begin Excerpted data

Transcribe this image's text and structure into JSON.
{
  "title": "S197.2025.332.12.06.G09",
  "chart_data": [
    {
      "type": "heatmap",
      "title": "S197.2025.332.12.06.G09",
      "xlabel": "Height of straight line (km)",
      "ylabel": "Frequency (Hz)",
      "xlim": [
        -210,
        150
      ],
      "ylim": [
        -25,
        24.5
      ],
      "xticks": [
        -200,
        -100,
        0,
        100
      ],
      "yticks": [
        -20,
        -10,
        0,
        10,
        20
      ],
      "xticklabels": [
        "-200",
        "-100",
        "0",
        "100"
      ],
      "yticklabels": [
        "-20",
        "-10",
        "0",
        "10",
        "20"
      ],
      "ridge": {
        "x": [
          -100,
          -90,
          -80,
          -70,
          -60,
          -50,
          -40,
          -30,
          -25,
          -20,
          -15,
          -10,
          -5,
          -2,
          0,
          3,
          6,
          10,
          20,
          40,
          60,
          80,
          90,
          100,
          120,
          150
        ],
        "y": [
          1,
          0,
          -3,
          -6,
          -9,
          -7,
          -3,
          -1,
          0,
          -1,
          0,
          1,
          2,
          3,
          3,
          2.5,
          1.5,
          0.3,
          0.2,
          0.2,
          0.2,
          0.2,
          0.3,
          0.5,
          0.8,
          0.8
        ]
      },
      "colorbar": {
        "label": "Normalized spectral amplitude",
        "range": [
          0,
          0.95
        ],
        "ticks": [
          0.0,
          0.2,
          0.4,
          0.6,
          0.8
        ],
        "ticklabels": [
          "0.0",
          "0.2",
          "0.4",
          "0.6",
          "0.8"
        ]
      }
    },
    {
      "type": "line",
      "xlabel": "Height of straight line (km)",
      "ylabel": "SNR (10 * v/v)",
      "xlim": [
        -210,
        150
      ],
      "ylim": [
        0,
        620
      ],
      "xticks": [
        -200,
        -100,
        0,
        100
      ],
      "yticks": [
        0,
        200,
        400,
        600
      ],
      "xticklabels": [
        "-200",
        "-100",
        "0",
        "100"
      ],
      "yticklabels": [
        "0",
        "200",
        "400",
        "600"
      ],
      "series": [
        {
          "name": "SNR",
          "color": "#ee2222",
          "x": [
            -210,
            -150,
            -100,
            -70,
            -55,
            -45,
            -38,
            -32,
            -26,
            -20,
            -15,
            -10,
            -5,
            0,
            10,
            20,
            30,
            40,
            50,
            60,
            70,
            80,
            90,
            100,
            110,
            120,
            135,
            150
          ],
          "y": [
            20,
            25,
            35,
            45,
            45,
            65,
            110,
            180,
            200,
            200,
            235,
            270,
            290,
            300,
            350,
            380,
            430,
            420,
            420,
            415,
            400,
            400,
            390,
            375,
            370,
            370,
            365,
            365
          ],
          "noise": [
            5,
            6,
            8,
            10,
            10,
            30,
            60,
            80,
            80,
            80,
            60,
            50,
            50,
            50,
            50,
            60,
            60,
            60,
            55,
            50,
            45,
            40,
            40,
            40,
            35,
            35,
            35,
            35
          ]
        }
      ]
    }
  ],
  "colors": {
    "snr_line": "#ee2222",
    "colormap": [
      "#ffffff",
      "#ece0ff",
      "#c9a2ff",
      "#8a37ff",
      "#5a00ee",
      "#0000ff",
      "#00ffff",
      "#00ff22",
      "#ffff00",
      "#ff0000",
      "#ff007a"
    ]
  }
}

end Excerpted data

* Exercise
From the data above, copy each line that has the string "ylabel".

* Output
      "ylabel": "Frequency (Hz)",
      "ylabel": "SNR (10 * v/v)",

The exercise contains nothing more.